* Exercise directions
Only the pictures are to be dropped; return all other data below exactly.

(Figure collection entries)
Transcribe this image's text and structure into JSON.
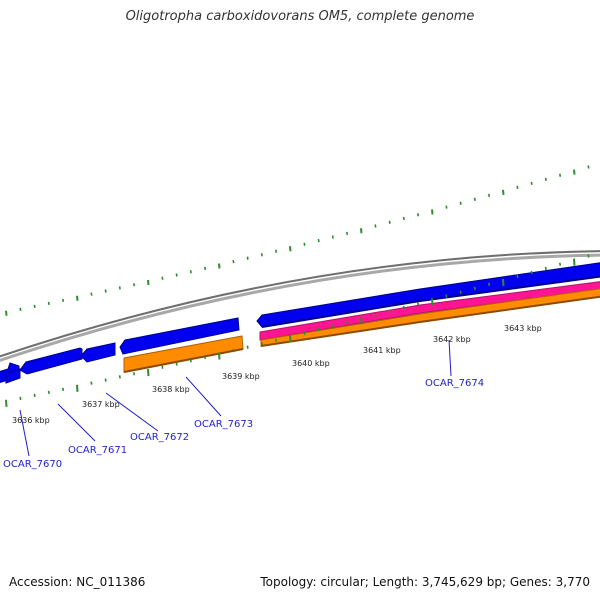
{
  "title": "Oligotropha carboxidovorans OM5, complete genome",
  "colors": {
    "backbone": "#8c8c8c",
    "forward_cds": "#0000ee",
    "reverse_cds": "#ff8c00",
    "gc_track": "#ff1493",
    "ticks": "#2e8b2e",
    "locus_labels": "#1f1fcc"
  },
  "ruler": {
    "labels": [
      "3636 kbp",
      "3637 kbp",
      "3638 kbp",
      "3639 kbp",
      "3640 kbp",
      "3641 kbp",
      "3642 kbp",
      "3643 kbp"
    ]
  },
  "genes": [
    {
      "locus": "OCAR_7670"
    },
    {
      "locus": "OCAR_7671"
    },
    {
      "locus": "OCAR_7672"
    },
    {
      "locus": "OCAR_7673"
    },
    {
      "locus": "OCAR_7674"
    }
  ],
  "footer": {
    "accession": "Accession: NC_011386",
    "summary": "Topology: circular; Length: 3,745,629 bp; Genes: 3,770"
  }
}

* Completed exercise
Transcribe this image's text and structure into JSON.
{
  "title": "Oligotropha carboxidovorans OM5, complete genome",
  "colors": {
    "backbone": "#8c8c8c",
    "forward_cds": "#0000ee",
    "reverse_cds": "#ff8c00",
    "gc_track": "#ff1493",
    "ticks": "#2e8b2e",
    "locus_labels": "#1f1fcc"
  },
  "ruler": {
    "labels": [
      "3636 kbp",
      "3637 kbp",
      "3638 kbp",
      "3639 kbp",
      "3640 kbp",
      "3641 kbp",
      "3642 kbp",
      "3643 kbp"
    ]
  },
  "genes": [
    {
      "locus": "OCAR_7670"
    },
    {
      "locus": "OCAR_7671"
    },
    {
      "locus": "OCAR_7672"
    },
    {
      "locus": "OCAR_7673"
    },
    {
      "locus": "OCAR_7674"
    }
  ],
  "footer": {
    "accession": "Accession: NC_011386",
    "summary": "Topology: circular; Length: 3,745,629 bp; Genes: 3,770"
  }
}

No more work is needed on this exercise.